**Excerpted data**
===

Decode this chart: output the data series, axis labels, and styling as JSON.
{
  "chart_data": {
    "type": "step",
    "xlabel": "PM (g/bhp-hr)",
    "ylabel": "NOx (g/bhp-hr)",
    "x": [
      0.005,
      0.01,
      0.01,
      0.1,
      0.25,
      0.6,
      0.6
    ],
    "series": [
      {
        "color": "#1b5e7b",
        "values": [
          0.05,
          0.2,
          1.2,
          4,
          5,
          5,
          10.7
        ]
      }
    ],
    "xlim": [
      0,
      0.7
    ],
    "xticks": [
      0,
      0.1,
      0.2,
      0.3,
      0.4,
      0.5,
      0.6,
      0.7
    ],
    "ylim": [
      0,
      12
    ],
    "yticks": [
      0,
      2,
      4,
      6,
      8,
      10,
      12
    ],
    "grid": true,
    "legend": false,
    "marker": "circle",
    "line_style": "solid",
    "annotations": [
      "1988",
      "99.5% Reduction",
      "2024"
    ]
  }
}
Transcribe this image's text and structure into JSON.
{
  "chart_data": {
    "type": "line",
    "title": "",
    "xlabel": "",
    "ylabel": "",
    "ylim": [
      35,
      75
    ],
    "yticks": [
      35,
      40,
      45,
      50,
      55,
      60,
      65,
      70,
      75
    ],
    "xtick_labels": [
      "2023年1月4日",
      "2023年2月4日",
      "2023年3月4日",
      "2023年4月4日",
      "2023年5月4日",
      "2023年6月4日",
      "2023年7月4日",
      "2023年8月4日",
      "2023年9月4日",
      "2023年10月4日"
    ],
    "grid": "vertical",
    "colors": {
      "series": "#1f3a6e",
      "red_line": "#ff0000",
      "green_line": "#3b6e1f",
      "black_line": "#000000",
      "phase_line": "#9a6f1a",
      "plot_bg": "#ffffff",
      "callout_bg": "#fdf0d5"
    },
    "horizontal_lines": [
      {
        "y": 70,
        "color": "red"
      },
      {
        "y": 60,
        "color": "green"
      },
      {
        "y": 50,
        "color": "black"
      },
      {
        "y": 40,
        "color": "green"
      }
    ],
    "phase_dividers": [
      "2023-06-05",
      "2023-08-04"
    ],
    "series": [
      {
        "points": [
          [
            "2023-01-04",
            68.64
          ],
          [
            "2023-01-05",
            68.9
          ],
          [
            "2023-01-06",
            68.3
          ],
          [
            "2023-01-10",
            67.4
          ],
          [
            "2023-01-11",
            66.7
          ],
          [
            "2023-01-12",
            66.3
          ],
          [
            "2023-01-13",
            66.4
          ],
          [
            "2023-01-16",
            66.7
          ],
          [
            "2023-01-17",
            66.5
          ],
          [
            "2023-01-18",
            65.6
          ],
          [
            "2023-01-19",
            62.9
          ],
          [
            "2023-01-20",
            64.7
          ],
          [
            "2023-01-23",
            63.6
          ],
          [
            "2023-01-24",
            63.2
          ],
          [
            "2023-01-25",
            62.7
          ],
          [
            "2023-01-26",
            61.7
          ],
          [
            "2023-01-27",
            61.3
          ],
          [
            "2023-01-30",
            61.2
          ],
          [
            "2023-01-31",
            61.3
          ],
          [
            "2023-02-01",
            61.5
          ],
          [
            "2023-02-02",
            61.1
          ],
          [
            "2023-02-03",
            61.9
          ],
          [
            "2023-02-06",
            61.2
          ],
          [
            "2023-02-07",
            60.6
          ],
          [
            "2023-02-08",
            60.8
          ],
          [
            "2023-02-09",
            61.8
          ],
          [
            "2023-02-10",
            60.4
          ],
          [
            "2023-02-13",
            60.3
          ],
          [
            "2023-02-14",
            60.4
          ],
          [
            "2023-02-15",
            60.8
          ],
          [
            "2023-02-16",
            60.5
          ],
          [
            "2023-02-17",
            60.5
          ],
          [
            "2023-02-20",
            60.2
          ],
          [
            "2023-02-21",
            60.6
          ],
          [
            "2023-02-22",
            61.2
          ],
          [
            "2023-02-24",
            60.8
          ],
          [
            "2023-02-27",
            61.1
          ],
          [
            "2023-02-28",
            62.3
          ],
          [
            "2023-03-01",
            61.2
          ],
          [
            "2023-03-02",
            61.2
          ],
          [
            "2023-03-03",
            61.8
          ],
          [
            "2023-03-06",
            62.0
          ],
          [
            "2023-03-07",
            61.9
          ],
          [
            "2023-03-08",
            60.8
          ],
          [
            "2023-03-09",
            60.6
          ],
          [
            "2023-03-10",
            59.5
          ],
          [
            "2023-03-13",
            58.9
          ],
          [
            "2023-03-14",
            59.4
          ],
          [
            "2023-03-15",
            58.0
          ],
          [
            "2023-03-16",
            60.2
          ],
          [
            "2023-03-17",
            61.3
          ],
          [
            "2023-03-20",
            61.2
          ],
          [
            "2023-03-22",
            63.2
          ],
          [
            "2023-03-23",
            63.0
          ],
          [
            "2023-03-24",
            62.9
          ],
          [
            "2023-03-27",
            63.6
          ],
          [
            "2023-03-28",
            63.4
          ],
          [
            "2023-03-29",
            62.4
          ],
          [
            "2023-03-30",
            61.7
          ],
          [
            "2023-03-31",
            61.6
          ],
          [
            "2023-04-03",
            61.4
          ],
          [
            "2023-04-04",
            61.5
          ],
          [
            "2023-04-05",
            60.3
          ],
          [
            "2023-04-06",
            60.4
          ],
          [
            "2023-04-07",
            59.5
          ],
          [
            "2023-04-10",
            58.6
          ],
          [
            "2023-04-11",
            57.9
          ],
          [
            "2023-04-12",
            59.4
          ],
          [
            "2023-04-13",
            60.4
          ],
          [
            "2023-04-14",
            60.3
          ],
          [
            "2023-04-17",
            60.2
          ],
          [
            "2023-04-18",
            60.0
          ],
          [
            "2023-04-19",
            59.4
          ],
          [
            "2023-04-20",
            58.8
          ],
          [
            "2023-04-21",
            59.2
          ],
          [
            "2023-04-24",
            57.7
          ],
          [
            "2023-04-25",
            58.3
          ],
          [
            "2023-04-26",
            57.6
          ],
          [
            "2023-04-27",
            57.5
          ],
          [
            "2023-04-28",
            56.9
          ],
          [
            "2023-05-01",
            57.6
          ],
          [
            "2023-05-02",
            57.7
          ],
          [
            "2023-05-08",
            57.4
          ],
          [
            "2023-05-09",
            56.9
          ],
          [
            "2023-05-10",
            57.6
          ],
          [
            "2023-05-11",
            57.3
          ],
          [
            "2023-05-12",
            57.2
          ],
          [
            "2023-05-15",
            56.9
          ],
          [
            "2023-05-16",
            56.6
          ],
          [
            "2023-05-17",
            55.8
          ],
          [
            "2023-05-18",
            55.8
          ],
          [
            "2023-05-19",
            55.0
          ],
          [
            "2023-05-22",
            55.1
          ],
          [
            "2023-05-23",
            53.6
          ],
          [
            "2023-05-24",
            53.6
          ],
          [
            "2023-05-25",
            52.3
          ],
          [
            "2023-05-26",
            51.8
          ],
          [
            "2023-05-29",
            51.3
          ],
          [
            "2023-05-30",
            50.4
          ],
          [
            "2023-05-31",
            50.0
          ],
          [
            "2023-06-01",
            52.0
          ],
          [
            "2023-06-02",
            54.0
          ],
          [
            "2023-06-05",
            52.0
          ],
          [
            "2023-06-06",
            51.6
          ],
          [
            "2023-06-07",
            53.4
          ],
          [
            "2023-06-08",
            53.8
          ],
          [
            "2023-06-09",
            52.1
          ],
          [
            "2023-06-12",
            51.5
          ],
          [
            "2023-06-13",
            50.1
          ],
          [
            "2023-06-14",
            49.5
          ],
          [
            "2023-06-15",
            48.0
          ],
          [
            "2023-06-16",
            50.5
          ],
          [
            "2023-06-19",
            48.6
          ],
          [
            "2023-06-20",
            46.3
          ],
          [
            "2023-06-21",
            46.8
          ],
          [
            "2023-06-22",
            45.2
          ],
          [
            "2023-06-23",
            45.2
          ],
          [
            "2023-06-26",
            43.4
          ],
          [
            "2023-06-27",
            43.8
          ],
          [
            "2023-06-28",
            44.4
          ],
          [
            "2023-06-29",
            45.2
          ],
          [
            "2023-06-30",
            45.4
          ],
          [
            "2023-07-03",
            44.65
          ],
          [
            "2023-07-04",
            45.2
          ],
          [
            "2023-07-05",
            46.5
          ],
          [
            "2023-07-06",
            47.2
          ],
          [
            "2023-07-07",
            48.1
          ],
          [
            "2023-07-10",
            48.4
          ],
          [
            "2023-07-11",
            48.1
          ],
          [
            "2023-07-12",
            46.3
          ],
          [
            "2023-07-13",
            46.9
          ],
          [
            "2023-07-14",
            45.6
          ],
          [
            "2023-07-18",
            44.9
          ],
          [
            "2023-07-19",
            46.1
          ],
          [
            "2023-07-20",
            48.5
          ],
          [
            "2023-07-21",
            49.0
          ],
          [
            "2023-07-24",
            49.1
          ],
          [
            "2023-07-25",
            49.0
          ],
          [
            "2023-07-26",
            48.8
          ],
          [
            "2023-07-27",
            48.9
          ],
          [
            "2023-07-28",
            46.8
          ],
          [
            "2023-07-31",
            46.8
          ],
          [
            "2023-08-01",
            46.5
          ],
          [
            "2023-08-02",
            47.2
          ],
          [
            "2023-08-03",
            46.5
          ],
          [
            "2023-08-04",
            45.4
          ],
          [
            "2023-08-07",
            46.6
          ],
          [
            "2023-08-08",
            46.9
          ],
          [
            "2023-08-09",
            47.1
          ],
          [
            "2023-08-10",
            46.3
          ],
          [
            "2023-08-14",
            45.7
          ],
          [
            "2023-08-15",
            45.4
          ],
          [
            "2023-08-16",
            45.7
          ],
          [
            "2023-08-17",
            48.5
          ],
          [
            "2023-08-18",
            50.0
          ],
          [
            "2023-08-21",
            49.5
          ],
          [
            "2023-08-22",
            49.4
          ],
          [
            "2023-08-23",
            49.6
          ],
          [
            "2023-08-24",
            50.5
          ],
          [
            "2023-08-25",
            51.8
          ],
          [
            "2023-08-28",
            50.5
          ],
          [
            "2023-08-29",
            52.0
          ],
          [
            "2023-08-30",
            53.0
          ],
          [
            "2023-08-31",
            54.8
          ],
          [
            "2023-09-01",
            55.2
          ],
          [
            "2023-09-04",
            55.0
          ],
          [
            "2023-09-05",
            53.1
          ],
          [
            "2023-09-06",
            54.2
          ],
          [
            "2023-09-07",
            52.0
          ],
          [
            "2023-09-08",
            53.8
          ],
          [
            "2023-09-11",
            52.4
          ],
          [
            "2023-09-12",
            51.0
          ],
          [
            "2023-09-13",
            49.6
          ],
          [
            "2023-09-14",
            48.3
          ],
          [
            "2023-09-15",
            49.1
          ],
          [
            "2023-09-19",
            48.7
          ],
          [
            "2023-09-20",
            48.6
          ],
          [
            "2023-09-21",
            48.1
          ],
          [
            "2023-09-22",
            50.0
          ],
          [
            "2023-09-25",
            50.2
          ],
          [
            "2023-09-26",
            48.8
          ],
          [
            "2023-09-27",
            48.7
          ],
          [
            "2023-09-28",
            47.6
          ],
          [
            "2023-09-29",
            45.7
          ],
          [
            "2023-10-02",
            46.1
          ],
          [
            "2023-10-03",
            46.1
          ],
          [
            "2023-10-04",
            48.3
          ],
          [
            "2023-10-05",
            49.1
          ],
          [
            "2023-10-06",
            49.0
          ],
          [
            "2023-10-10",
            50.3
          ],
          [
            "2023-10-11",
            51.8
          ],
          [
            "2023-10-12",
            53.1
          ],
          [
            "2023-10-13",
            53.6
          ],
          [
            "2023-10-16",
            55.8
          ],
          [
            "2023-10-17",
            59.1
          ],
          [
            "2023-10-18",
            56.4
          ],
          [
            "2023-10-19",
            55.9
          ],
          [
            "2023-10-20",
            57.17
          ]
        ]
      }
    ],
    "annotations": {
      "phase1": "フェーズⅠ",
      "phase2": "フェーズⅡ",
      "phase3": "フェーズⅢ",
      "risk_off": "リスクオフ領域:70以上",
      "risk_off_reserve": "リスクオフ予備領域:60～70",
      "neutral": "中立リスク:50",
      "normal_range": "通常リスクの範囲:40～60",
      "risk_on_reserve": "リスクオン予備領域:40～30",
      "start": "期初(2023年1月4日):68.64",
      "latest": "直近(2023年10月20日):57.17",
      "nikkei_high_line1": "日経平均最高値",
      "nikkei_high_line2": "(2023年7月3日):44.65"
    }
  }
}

===

**What this task involves**
Where a line holds "series", copy that line.

**The result**
Decode this chart: output the data series, axis labels, and styling as JSON.
    "series": [
      "series": "#1f3a6e",
    "series": [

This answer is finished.